Collected data entries:
§ §

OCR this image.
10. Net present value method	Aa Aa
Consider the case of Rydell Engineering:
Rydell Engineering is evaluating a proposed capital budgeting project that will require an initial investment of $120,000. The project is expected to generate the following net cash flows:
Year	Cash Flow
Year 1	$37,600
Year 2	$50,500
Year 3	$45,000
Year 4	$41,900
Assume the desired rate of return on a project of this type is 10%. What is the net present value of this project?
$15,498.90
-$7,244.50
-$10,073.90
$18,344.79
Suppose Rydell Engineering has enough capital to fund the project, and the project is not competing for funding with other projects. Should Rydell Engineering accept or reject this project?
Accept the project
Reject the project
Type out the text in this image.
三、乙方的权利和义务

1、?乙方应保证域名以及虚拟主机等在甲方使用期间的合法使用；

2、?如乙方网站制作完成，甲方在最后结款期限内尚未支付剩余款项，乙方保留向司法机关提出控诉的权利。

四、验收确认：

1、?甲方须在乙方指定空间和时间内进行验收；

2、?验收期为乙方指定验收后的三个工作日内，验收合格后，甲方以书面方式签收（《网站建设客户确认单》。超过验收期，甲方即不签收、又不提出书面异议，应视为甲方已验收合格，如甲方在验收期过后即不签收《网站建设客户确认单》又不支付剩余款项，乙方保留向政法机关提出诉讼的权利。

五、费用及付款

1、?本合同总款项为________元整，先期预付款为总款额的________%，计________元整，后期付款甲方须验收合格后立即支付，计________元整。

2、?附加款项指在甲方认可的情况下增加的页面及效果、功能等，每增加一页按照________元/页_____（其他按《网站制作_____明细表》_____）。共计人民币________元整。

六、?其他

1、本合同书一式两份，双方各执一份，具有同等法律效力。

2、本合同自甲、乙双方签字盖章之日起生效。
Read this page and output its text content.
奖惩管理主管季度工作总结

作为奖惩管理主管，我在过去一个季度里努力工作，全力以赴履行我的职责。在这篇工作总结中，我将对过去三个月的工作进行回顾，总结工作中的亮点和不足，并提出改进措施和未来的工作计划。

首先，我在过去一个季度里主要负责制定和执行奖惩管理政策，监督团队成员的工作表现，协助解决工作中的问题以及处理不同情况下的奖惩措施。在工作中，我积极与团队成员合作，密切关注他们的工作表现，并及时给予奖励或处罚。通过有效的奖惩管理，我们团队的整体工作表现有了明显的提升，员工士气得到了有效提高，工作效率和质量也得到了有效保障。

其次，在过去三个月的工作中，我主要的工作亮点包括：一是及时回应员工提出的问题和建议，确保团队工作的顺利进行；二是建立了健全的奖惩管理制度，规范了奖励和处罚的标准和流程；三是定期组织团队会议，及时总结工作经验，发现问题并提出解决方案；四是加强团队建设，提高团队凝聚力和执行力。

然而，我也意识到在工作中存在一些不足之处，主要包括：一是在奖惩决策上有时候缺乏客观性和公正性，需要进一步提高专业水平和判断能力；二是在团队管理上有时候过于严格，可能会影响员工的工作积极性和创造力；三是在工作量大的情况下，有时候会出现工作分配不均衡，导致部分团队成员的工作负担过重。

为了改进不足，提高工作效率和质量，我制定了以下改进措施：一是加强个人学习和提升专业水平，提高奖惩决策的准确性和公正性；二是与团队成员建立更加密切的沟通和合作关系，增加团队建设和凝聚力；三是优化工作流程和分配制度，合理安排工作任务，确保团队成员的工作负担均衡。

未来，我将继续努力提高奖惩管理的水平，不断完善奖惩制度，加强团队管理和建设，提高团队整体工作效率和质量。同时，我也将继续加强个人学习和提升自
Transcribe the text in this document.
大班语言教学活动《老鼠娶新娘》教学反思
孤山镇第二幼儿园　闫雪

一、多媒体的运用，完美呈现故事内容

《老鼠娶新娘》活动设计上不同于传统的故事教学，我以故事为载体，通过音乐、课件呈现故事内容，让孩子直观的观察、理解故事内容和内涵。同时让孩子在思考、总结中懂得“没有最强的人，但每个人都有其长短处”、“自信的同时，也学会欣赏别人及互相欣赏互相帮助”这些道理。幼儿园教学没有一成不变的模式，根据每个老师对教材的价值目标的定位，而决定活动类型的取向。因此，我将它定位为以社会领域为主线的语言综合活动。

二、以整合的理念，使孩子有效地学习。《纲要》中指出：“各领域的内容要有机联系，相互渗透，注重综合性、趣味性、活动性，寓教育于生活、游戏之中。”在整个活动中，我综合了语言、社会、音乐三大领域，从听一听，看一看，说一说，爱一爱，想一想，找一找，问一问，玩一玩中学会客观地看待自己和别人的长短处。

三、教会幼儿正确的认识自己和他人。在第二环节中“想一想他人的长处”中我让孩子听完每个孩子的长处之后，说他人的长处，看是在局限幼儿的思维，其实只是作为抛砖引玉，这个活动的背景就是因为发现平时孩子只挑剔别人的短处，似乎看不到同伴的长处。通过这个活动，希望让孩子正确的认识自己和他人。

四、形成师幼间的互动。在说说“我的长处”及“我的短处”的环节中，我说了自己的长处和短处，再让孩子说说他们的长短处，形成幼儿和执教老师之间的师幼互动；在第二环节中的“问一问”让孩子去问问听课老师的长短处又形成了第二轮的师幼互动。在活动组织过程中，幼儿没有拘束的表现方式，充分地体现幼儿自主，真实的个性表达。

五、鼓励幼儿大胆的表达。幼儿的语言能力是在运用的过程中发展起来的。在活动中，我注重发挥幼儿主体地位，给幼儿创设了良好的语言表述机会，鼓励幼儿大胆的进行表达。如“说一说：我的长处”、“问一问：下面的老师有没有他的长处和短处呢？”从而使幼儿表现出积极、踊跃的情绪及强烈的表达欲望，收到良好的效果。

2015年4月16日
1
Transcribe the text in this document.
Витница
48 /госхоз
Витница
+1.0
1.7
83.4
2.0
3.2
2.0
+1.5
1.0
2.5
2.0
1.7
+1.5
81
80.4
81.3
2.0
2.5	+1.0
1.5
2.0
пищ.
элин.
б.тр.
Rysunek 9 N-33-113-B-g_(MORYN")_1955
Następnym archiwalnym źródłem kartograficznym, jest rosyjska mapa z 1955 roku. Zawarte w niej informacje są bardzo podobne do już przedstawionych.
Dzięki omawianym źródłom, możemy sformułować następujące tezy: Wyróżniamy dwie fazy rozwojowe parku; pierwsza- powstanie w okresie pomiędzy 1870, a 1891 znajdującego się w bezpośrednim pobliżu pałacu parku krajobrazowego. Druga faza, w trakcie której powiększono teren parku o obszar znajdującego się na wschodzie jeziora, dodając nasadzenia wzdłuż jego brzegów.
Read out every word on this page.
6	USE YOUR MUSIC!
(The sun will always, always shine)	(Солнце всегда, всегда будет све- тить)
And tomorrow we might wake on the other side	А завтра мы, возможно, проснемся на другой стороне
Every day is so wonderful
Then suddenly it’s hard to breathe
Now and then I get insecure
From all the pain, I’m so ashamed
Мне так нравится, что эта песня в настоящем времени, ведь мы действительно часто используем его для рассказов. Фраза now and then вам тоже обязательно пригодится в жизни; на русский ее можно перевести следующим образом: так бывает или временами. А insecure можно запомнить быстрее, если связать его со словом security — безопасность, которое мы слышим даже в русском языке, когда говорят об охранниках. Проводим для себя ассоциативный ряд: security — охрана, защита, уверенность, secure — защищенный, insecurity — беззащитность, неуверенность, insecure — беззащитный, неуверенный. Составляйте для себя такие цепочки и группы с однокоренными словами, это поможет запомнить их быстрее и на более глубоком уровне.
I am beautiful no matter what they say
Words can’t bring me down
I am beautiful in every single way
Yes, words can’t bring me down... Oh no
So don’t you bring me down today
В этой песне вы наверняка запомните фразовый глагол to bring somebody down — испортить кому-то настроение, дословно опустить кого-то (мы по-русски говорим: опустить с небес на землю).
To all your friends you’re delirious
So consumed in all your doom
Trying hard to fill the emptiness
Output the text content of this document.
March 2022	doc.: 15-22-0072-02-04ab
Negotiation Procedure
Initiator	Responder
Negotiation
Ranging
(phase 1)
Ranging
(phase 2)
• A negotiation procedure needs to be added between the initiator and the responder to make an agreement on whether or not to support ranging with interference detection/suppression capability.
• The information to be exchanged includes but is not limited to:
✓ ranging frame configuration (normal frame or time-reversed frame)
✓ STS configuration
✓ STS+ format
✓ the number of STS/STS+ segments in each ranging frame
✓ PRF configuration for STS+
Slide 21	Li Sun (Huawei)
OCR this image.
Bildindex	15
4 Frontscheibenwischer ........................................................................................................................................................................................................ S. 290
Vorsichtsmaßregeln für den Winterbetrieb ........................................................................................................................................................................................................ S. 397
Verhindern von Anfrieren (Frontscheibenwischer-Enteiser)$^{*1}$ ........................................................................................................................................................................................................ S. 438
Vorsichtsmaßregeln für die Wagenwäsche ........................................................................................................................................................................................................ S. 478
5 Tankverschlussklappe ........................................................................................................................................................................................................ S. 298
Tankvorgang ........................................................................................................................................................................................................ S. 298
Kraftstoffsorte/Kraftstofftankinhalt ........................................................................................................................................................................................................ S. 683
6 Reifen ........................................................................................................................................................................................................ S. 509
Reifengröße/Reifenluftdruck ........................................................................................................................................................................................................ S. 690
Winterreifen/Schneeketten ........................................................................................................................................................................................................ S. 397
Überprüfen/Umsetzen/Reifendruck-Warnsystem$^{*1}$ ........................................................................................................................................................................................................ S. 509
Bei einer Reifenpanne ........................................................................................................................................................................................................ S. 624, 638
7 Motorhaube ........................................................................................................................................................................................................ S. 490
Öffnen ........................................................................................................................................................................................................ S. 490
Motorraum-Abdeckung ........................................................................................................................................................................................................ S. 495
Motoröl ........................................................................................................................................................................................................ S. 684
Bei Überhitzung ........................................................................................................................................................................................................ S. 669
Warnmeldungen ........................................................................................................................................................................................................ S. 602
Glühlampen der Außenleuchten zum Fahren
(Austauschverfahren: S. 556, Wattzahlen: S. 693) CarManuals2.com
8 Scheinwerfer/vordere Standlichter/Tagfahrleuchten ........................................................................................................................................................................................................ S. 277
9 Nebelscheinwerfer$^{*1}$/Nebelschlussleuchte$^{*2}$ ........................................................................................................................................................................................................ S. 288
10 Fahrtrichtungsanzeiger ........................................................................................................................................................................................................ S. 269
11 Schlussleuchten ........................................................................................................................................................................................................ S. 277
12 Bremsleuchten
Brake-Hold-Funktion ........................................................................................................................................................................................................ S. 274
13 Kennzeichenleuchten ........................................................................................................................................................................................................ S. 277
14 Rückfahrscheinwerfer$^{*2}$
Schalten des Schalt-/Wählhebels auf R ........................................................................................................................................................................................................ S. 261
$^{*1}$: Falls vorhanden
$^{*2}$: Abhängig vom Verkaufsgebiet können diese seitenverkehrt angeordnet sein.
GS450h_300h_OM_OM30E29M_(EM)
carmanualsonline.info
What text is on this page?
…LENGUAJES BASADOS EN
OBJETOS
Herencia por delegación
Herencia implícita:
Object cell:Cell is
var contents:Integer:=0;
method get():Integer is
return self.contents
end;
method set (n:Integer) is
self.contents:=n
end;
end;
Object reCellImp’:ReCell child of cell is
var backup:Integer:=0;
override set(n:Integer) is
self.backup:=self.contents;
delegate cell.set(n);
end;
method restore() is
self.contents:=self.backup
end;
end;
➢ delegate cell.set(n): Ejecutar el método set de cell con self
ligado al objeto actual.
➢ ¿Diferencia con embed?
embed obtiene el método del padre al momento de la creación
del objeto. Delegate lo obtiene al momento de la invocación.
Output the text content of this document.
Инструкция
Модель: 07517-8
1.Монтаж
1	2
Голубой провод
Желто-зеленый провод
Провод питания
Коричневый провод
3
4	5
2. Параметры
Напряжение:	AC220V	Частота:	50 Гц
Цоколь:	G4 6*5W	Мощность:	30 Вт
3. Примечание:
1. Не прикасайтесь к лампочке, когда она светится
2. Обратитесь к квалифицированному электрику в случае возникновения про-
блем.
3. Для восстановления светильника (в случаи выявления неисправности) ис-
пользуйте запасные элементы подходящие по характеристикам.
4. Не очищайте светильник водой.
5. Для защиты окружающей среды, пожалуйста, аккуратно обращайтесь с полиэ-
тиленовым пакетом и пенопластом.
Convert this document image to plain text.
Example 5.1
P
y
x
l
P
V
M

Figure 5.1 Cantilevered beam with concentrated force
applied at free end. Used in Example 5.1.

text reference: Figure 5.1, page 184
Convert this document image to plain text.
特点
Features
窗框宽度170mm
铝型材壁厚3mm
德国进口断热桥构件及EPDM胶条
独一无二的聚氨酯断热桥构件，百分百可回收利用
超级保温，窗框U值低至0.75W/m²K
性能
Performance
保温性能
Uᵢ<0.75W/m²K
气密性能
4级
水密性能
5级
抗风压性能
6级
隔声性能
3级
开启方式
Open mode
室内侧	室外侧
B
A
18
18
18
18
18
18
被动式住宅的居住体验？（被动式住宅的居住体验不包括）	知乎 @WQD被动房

§ §

What is asked: Tell how many lines hold the string "insecure", giving the number and nothing else.

The completed task: 2